TASK OBJECTIVE
Find each line containing the word "right" and report how many there are. Add nothing else.

__________

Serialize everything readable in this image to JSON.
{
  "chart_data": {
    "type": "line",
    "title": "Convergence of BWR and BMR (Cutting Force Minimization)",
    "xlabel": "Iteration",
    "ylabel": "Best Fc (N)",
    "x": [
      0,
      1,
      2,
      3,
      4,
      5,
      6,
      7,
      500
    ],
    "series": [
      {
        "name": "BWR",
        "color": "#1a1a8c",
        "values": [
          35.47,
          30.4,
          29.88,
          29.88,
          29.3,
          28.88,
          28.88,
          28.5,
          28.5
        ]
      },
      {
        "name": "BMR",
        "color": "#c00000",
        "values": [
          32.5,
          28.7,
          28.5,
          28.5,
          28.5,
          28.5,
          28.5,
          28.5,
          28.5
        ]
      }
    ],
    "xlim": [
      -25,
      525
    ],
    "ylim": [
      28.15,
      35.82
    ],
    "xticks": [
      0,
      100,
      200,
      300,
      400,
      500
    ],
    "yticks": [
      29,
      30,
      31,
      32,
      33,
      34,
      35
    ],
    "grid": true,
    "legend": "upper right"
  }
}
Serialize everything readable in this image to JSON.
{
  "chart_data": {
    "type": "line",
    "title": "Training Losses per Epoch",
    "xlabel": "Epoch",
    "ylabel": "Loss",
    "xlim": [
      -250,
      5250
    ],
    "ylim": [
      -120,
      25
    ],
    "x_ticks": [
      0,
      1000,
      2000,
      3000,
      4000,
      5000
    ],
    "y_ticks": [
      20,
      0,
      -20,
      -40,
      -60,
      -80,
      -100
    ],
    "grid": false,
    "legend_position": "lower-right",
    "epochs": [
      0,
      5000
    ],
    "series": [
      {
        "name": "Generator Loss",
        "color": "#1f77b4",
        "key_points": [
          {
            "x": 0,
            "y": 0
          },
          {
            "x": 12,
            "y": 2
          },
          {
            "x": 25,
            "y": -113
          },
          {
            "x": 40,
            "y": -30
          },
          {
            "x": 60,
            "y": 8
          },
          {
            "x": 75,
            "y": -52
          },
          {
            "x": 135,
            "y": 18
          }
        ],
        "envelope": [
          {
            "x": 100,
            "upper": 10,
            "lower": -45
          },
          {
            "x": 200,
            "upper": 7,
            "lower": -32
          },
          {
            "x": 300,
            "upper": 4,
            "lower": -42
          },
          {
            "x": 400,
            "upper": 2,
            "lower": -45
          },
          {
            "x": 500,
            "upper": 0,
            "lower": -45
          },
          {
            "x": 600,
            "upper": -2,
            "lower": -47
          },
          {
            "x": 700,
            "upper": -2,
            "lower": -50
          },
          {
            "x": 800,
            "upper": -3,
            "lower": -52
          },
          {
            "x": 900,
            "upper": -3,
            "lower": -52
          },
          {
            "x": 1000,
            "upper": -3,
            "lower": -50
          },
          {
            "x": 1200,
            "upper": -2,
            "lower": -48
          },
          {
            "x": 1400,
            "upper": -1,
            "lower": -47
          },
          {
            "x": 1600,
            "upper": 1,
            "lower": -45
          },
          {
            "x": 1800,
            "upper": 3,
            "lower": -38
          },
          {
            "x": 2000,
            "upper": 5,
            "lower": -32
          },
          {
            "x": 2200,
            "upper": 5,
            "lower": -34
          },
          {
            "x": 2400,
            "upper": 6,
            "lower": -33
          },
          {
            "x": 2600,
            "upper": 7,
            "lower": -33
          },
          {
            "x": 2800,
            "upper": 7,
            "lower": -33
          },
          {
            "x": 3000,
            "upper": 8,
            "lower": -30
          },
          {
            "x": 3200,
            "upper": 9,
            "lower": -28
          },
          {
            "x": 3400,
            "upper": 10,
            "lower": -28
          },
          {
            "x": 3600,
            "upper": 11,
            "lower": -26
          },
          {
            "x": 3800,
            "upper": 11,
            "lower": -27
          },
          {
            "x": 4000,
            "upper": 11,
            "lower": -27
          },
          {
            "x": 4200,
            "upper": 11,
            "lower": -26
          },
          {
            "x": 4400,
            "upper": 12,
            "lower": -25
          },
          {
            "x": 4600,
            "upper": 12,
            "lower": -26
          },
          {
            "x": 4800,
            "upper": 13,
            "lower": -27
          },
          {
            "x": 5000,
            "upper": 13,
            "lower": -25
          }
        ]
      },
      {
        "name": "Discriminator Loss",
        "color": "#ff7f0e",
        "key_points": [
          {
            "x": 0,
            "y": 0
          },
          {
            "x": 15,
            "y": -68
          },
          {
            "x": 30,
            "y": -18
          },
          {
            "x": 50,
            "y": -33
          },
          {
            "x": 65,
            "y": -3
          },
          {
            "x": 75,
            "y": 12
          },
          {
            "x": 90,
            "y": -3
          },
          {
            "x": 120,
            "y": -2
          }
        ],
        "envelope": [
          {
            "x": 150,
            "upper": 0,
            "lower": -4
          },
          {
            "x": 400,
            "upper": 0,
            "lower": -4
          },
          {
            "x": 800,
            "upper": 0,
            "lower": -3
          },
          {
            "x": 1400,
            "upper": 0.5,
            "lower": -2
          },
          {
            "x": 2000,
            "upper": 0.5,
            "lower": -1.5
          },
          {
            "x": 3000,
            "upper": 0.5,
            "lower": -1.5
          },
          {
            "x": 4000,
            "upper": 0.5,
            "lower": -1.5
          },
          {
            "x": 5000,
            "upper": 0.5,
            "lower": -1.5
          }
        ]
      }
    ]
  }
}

__________

RESULT BELOW
2